### [WHAT IS NEEDED]
Copy each record exactly as it reads, leaving out any pictures it holds.

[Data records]
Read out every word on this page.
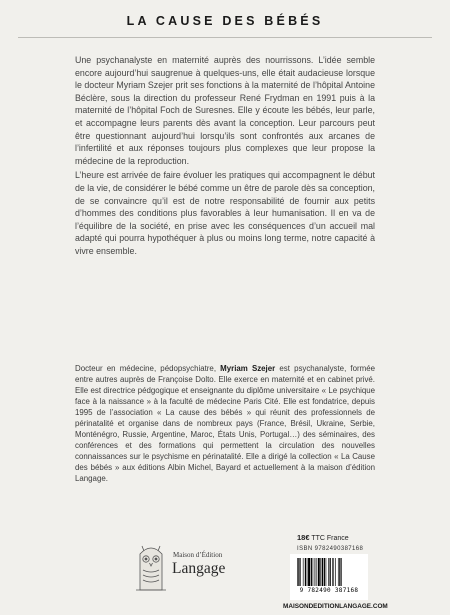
LA CAUSE DES BÉBÉS

Une psychanalyste en maternité auprès des nourrissons. L’idée semble encore aujourd’hui saugrenue à quelques-uns, elle était audacieuse lorsque le docteur Myriam Szejer prit ses fonctions à la maternité de l’hôpital Antoine Béclère, sous la direction du professeur René Frydman en 1991 puis à la maternité de l’hôpital Foch de Suresnes. Elle y écoute les bébés, leur parle, et accompagne leurs parents dès avant la conception. Leur parcours peut être questionnant aujourd’hui lorsqu’ils sont confrontés aux arcanes de l’infertilité et aux réponses toujours plus complexes que leur propose la médecine de la reproduction.

L’heure est arrivée de faire évoluer les pratiques qui accompagnent le début de la vie, de considérer le bébé comme un être de parole dès sa conception, de se convaincre qu’il est de notre responsabilité de fournir aux petits d’hommes des conditions plus favorables à leur humanisation. Il en va de l’équilibre de la société, en prise avec les conséquences d’un accueil mal adapté qui pourra hypothéquer à plus ou moins long terme, notre capacité à vivre ensemble.

Docteur en médecine, pédopsychiatre, Myriam Szejer est psychanalyste, formée entre autres auprès de Françoise Dolto. Elle exerce en maternité et en cabinet privé. Elle est directrice pédgogique et enseignante du diplôme universitaire « Le psychique face à la naissance » à la faculté de médecine Paris Cité. Elle est fondatrice, depuis 1995 de l’association « La cause des bébés » qui réunit des professionnels de périnatalité et organise dans de nombreux pays (France, Brésil, Ukraine, Serbie, Monténégro, Russie, Argentine, Maroc, États Unis, Portugal…) des séminaires, des conférences et des formations qui permettent la circulation des nouvelles connaissances sur le psychisme en périnatalité. Elle a dirigé la collection « La Cause des bébés » aux éditions Albin Michel, Bayard et actuellement à la maison d’édition Langage.
Maison d’Édition
Langage
18€ TTC France
ISBN 9782490387168
9 782490 387168
MAISONDEDITIONLANGAGE.COM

### [EXERCISE OUTPUT]
Read out every word on this page.
LA CAUSE DES BÉBÉS

Une psychanalyste en maternité auprès des nourrissons. L’idée semble encore aujourd’hui saugrenue à quelques-uns, elle était audacieuse lorsque le docteur Myriam Szejer prit ses fonctions à la maternité de l’hôpital Antoine Béclère, sous la direction du professeur René Frydman en 1991 puis à la maternité de l’hôpital Foch de Suresnes. Elle y écoute les bébés, leur parle, et accompagne leurs parents dès avant la conception. Leur parcours peut être questionnant aujourd’hui lorsqu’ils sont confrontés aux arcanes de l’infertilité et aux réponses toujours plus complexes que leur propose la médecine de la reproduction.

L’heure est arrivée de faire évoluer les pratiques qui accompagnent le début de la vie, de considérer le bébé comme un être de parole dès sa conception, de se convaincre qu’il est de notre responsabilité de fournir aux petits d’hommes des conditions plus favorables à leur humanisation. Il en va de l’équilibre de la société, en prise avec les conséquences d’un accueil mal adapté qui pourra hypothéquer à plus ou moins long terme, notre capacité à vivre ensemble.

Docteur en médecine, pédopsychiatre, Myriam Szejer est psychanalyste, formée entre autres auprès de Françoise Dolto. Elle exerce en maternité et en cabinet privé. Elle est directrice pédgogique et enseignante du diplôme universitaire « Le psychique face à la naissance » à la faculté de médecine Paris Cité. Elle est fondatrice, depuis 1995 de l’association « La cause des bébés » qui réunit des professionnels de périnatalité et organise dans de nombreux pays (France, Brésil, Ukraine, Serbie, Monténégro, Russie, Argentine, Maroc, États Unis, Portugal…) des séminaires, des conférences et des formations qui permettent la circulation des nouvelles connaissances sur le psychisme en périnatalité. Elle a dirigé la collection « La Cause des bébés » aux éditions Albin Michel, Bayard et actuellement à la maison d’édition Langage.
Maison d’Édition
Langage
18€ TTC France
ISBN 9782490387168
9 782490 387168
MAISONDEDITIONLANGAGE.COM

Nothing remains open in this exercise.